— Start of INPUT FOR THIS TASK —
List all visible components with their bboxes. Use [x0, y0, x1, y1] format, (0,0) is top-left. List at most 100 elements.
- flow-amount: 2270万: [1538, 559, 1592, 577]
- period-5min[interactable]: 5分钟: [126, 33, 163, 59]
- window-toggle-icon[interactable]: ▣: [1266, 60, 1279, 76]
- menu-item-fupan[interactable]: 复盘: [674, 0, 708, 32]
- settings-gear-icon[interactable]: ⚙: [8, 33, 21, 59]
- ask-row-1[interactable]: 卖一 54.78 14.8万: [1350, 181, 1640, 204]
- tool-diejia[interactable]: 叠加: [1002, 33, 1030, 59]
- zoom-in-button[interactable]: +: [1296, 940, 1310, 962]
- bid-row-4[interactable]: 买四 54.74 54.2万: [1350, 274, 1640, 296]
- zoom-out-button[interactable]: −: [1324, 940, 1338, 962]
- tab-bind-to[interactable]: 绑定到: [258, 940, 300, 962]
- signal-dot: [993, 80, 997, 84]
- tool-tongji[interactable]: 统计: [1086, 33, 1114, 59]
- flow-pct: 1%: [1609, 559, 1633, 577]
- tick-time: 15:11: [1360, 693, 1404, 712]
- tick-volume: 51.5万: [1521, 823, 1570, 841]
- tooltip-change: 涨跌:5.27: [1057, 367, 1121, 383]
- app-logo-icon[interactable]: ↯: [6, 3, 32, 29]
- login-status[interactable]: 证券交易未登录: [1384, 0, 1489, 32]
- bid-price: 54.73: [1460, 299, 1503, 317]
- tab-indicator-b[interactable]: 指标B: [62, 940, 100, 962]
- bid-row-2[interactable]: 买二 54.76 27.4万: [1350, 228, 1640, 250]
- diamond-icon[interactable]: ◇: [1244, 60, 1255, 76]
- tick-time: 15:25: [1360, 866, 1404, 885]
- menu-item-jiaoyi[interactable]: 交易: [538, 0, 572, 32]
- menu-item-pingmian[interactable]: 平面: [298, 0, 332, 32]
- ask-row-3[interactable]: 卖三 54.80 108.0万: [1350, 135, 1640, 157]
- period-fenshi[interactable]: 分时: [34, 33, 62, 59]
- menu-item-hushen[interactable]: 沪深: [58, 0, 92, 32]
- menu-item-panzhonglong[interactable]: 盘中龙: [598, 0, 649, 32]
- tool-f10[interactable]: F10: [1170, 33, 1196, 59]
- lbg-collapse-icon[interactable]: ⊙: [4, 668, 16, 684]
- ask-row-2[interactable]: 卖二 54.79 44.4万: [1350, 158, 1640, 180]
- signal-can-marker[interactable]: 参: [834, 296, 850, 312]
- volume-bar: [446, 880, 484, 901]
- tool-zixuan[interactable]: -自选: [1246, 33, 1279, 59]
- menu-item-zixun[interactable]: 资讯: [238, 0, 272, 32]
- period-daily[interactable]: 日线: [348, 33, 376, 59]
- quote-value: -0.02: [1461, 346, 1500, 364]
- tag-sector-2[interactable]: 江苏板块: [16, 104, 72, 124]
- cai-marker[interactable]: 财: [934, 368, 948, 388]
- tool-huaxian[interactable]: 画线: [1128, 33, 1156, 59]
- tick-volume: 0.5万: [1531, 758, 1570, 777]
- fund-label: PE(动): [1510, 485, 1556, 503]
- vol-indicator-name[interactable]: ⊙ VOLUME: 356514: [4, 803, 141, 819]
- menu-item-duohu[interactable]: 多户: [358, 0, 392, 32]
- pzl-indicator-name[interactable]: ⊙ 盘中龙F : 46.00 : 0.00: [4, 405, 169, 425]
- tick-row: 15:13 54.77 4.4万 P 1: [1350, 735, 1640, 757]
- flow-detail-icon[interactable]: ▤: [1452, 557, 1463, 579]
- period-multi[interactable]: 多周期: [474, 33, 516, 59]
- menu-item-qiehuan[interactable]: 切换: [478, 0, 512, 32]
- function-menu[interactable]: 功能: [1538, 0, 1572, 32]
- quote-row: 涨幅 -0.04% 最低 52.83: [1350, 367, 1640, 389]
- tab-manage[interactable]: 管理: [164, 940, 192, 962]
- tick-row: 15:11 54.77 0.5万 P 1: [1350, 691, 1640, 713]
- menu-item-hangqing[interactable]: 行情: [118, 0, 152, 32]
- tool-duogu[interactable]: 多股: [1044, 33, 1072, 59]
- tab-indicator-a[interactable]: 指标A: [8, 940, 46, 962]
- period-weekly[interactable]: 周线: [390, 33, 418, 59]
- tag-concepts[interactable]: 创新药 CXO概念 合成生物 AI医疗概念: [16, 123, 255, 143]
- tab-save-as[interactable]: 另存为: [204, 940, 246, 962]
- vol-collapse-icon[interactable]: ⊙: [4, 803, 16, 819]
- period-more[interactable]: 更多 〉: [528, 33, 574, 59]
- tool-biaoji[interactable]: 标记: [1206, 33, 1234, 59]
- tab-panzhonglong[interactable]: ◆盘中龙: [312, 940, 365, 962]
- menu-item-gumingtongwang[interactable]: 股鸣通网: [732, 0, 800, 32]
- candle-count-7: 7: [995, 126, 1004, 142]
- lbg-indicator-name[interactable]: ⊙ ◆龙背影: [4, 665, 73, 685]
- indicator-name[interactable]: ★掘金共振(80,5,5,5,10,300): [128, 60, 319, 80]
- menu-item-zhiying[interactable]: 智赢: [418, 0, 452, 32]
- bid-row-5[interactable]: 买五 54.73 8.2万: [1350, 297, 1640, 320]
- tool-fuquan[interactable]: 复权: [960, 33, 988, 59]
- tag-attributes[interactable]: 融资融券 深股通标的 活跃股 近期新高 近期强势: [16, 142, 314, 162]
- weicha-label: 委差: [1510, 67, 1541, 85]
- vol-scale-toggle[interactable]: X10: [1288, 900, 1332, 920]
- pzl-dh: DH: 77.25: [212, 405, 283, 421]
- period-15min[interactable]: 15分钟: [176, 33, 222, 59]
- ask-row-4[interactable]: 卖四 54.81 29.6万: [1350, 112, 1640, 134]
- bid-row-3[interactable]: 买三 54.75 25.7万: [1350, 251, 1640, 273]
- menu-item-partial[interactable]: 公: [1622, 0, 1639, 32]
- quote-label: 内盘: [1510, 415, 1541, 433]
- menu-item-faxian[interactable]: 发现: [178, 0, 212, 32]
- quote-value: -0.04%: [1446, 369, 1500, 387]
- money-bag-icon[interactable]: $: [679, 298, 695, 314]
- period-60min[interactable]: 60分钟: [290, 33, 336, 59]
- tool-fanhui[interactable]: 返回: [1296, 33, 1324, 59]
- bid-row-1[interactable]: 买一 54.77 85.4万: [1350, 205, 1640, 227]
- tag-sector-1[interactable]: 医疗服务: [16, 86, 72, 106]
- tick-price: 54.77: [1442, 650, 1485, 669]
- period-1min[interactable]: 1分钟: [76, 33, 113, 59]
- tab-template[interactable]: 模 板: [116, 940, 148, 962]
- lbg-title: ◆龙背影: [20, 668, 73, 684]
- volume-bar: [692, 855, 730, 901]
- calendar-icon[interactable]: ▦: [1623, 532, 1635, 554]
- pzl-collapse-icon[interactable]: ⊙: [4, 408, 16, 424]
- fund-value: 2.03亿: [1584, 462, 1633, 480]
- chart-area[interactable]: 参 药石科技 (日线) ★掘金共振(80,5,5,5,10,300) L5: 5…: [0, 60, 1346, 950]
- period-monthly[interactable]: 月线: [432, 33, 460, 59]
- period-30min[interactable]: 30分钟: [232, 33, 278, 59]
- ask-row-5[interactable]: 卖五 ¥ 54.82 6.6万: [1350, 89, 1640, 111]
— End of INPUT FOR THIS TASK —
AIM: Rewrite the data from its start through the line containing "- menu-item-fupan[interactable]: 复盘: [674, 0, 708, 32]", replacing "bboxes" with "bounding boxes" and leaving everything else unchanged.

TASK ANSWER:
List all visible components with their bounding boxes. Use [x0, y0, x1, y1] format, (0,0) is top-left. List at most 100 elements.
- flow-amount: 2270万: [1538, 559, 1592, 577]
- period-5min[interactable]: 5分钟: [126, 33, 163, 59]
- window-toggle-icon[interactable]: ▣: [1266, 60, 1279, 76]
- menu-item-fupan[interactable]: 复盘: [674, 0, 708, 32]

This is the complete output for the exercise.